----- The data

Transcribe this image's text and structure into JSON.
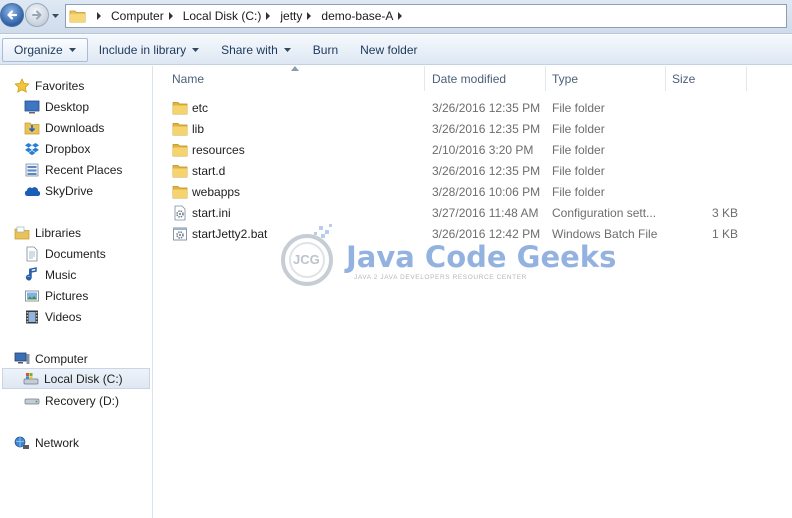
{
  "breadcrumbs": [
    "Computer",
    "Local Disk (C:)",
    "jetty",
    "demo-base-A"
  ],
  "toolbar": {
    "organize": "Organize",
    "include_in_library": "Include in library",
    "share_with": "Share with",
    "burn": "Burn",
    "new_folder": "New folder"
  },
  "nav": {
    "favorites": "Favorites",
    "desktop": "Desktop",
    "downloads": "Downloads",
    "dropbox": "Dropbox",
    "recent_places": "Recent Places",
    "skydrive": "SkyDrive",
    "libraries": "Libraries",
    "documents": "Documents",
    "music": "Music",
    "pictures": "Pictures",
    "videos": "Videos",
    "computer": "Computer",
    "local_disk": "Local Disk (C:)",
    "recovery": "Recovery (D:)",
    "network": "Network"
  },
  "columns": {
    "name": "Name",
    "date_modified": "Date modified",
    "type": "Type",
    "size": "Size"
  },
  "files": [
    {
      "name": "etc",
      "date": "3/26/2016 12:35 PM",
      "type": "File folder",
      "size": "",
      "icon": "folder-icon"
    },
    {
      "name": "lib",
      "date": "3/26/2016 12:35 PM",
      "type": "File folder",
      "size": "",
      "icon": "folder-icon"
    },
    {
      "name": "resources",
      "date": "2/10/2016 3:20 PM",
      "type": "File folder",
      "size": "",
      "icon": "folder-icon"
    },
    {
      "name": "start.d",
      "date": "3/26/2016 12:35 PM",
      "type": "File folder",
      "size": "",
      "icon": "folder-icon"
    },
    {
      "name": "webapps",
      "date": "3/28/2016 10:06 PM",
      "type": "File folder",
      "size": "",
      "icon": "folder-icon"
    },
    {
      "name": "start.ini",
      "date": "3/27/2016 11:48 AM",
      "type": "Configuration sett...",
      "size": "3 KB",
      "icon": "config-file-icon"
    },
    {
      "name": "startJetty2.bat",
      "date": "3/26/2016 12:42 PM",
      "type": "Windows Batch File",
      "size": "1 KB",
      "icon": "batch-file-icon"
    }
  ],
  "watermark": {
    "badge": "JCG",
    "title": "Java Code Geeks",
    "subtitle": "JAVA 2 JAVA DEVELOPERS RESOURCE CENTER"
  }
}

----------

### What is required
From the data above, pick out each line containing "name" and copy it.

### Result for this task
    "name": "Name",
      "name": "etc",
      "name": "lib",
      "name": "resources",
      "name": "start.d",
      "name": "webapps",
      "name": "start.ini",
      "name": "startJetty2.bat",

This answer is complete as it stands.